◆ **DATA ROWS**:
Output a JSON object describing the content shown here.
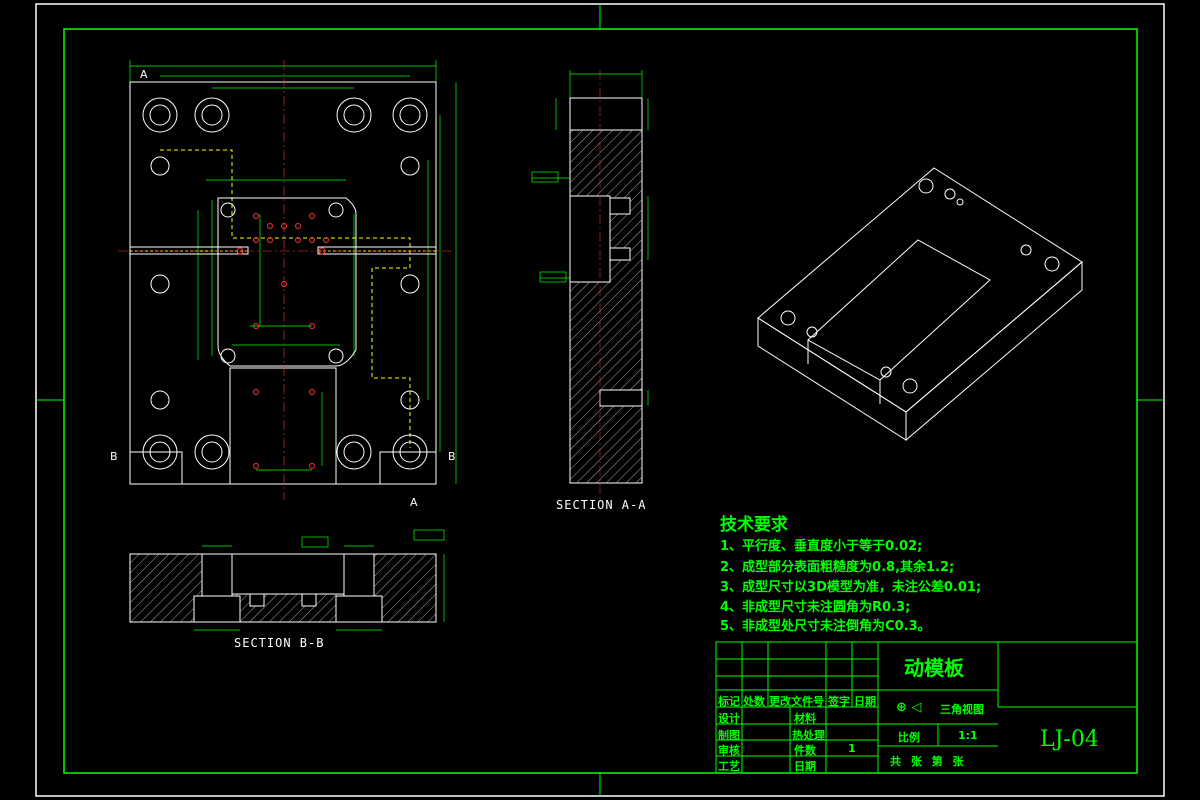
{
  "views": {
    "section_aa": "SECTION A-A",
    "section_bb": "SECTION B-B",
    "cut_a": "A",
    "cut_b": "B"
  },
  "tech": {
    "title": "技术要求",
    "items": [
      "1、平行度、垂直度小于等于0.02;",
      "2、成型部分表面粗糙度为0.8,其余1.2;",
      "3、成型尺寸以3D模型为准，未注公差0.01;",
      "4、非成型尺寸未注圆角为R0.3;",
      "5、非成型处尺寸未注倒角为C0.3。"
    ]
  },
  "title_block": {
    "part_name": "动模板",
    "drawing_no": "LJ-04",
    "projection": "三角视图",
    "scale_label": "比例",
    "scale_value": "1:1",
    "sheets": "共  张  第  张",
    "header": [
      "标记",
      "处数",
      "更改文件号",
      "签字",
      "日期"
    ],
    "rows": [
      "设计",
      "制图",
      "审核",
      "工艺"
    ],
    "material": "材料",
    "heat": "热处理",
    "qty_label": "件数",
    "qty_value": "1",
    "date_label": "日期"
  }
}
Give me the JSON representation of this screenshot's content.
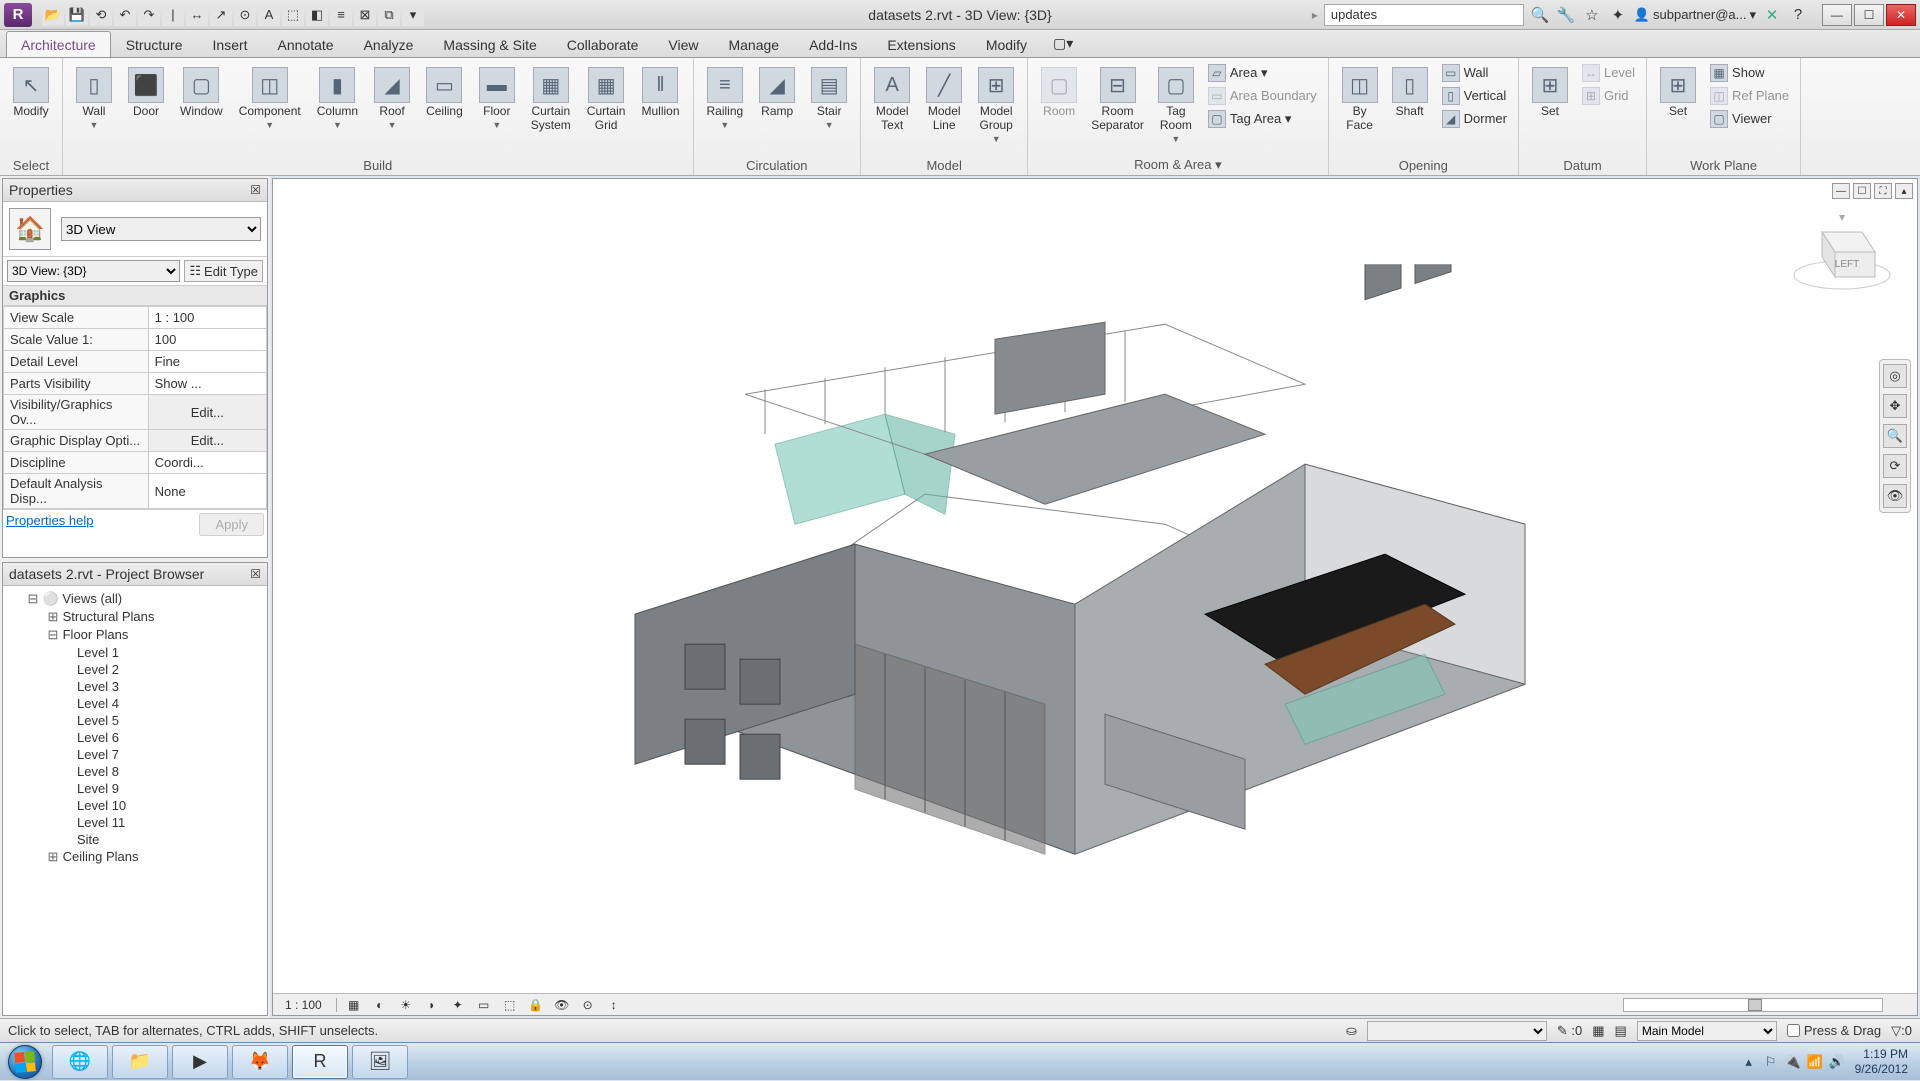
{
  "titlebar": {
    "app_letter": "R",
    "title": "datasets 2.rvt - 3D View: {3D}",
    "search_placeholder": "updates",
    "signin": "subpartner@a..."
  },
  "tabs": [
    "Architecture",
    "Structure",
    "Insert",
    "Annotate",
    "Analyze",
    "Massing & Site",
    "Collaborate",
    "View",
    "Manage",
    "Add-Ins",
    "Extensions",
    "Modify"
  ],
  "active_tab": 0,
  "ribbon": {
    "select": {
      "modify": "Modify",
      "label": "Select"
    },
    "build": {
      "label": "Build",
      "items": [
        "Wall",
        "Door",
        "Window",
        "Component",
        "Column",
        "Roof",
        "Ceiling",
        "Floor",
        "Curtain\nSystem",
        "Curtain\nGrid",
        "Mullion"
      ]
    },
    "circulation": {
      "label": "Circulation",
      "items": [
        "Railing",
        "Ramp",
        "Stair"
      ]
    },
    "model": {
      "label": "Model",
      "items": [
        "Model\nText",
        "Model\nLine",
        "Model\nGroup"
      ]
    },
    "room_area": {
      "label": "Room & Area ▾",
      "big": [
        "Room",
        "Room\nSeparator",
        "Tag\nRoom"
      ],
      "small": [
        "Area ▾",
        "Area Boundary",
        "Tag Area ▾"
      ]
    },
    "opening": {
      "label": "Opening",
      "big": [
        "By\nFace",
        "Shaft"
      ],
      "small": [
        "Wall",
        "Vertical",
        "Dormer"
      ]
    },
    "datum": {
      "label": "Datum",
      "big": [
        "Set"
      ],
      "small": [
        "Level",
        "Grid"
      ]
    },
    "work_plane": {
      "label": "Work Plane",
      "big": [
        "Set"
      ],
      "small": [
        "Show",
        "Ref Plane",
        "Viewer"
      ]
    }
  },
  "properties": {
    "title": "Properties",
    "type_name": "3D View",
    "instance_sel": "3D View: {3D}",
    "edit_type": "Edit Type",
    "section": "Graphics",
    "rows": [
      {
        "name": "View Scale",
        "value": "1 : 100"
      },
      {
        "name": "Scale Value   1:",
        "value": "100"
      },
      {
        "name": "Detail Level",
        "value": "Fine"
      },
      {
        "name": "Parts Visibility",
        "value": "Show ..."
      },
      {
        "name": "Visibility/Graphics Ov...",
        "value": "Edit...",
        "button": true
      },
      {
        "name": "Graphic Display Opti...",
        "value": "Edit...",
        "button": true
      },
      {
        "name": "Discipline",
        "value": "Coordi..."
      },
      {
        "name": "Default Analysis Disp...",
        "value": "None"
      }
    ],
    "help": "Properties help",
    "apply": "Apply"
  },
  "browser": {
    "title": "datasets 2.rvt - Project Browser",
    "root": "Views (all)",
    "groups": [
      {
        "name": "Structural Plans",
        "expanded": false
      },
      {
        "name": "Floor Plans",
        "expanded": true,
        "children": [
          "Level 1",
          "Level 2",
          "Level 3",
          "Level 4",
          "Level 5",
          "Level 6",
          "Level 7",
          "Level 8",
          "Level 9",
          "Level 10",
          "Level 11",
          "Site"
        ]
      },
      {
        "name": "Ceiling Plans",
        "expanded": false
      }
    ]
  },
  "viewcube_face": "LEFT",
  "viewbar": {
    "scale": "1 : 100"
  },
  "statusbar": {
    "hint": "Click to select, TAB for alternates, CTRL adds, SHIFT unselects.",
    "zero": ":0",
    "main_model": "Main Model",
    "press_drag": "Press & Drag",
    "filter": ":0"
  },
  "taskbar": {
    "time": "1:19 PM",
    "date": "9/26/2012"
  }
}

...

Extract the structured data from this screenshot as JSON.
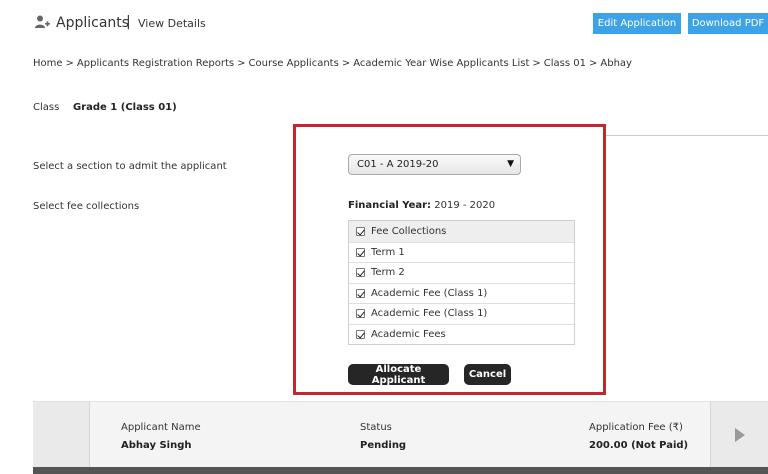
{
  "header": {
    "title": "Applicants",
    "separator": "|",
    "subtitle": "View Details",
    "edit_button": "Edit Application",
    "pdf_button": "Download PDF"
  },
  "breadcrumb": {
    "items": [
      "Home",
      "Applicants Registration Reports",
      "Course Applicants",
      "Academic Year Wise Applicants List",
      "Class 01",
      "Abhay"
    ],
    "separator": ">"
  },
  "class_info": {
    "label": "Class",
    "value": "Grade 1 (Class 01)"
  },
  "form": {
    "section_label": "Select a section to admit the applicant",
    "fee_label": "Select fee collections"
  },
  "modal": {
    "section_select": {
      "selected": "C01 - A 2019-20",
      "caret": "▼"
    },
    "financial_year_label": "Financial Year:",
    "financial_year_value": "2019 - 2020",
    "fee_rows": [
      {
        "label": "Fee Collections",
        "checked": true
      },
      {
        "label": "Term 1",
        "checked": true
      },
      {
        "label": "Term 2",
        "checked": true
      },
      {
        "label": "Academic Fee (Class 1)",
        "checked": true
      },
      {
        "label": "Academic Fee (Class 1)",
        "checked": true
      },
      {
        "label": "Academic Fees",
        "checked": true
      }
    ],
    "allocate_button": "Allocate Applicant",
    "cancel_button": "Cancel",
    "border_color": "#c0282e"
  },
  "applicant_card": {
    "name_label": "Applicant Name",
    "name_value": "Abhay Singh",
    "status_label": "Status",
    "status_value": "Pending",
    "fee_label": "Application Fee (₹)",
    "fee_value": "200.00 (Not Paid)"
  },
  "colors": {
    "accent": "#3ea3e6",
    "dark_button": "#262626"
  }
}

◆ **THE PROBLEM**: Every line in the data above that contains "Plans" needs to be copied.

◆ **EXPECTED OUTPUT**:
        "name": "Structural Plans",
        "name": "Floor Plans",
        "name": "Ceiling Plans",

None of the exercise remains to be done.